Write out all the data again, exactly as it stands.

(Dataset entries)
>> START

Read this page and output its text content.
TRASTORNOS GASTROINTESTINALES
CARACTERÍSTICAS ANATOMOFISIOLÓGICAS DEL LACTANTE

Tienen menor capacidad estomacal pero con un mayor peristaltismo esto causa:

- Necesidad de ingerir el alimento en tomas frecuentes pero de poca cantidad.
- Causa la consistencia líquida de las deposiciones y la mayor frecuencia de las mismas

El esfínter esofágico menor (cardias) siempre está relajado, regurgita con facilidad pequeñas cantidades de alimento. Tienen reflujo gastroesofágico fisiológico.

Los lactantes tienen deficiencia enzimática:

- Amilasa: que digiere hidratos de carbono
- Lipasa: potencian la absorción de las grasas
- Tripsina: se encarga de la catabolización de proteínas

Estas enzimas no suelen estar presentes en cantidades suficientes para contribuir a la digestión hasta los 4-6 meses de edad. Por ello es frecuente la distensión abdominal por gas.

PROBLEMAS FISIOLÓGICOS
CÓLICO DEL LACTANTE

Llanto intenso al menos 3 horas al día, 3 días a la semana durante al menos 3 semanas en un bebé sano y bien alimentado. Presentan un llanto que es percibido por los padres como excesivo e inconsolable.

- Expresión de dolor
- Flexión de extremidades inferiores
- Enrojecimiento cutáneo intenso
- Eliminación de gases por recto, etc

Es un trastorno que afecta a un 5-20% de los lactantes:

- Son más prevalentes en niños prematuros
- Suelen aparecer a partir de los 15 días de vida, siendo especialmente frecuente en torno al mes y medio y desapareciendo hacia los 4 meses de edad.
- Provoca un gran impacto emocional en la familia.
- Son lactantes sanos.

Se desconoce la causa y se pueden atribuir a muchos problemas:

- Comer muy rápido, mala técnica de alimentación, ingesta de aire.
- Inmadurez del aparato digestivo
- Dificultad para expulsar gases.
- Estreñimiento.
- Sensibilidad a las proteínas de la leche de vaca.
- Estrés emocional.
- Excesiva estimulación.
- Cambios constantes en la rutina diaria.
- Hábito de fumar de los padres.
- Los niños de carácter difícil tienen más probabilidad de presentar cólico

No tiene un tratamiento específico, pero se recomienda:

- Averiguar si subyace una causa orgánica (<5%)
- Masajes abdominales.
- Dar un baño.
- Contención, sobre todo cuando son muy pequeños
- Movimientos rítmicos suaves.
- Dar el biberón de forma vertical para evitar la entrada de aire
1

>> END

The result
Read this page and output its text content.
TRASTORNOS GASTROINTESTINALES
CARACTERÍSTICAS ANATOMOFISIOLÓGICAS DEL LACTANTE

Tienen menor capacidad estomacal pero con un mayor peristaltismo esto causa:

- Necesidad de ingerir el alimento en tomas frecuentes pero de poca cantidad.
- Causa la consistencia líquida de las deposiciones y la mayor frecuencia de las mismas

El esfínter esofágico menor (cardias) siempre está relajado, regurgita con facilidad pequeñas cantidades de alimento. Tienen reflujo gastroesofágico fisiológico.

Los lactantes tienen deficiencia enzimática:

- Amilasa: que digiere hidratos de carbono
- Lipasa: potencian la absorción de las grasas
- Tripsina: se encarga de la catabolización de proteínas

Estas enzimas no suelen estar presentes en cantidades suficientes para contribuir a la digestión hasta los 4-6 meses de edad. Por ello es frecuente la distensión abdominal por gas.

PROBLEMAS FISIOLÓGICOS
CÓLICO DEL LACTANTE

Llanto intenso al menos 3 horas al día, 3 días a la semana durante al menos 3 semanas en un bebé sano y bien alimentado. Presentan un llanto que es percibido por los padres como excesivo e inconsolable.

- Expresión de dolor
- Flexión de extremidades inferiores
- Enrojecimiento cutáneo intenso
- Eliminación de gases por recto, etc

Es un trastorno que afecta a un 5-20% de los lactantes:

- Son más prevalentes en niños prematuros
- Suelen aparecer a partir de los 15 días de vida, siendo especialmente frecuente en torno al mes y medio y desapareciendo hacia los 4 meses de edad.
- Provoca un gran impacto emocional en la familia.
- Son lactantes sanos.

Se desconoce la causa y se pueden atribuir a muchos problemas:

- Comer muy rápido, mala técnica de alimentación, ingesta de aire.
- Inmadurez del aparato digestivo
- Dificultad para expulsar gases.
- Estreñimiento.
- Sensibilidad a las proteínas de la leche de vaca.
- Estrés emocional.
- Excesiva estimulación.
- Cambios constantes en la rutina diaria.
- Hábito de fumar de los padres.
- Los niños de carácter difícil tienen más probabilidad de presentar cólico

No tiene un tratamiento específico, pero se recomienda:

- Averiguar si subyace una causa orgánica (<5%)
- Masajes abdominales.
- Dar un baño.
- Contención, sobre todo cuando son muy pequeños
- Movimientos rítmicos suaves.
- Dar el biberón de forma vertical para evitar la entrada de aire
1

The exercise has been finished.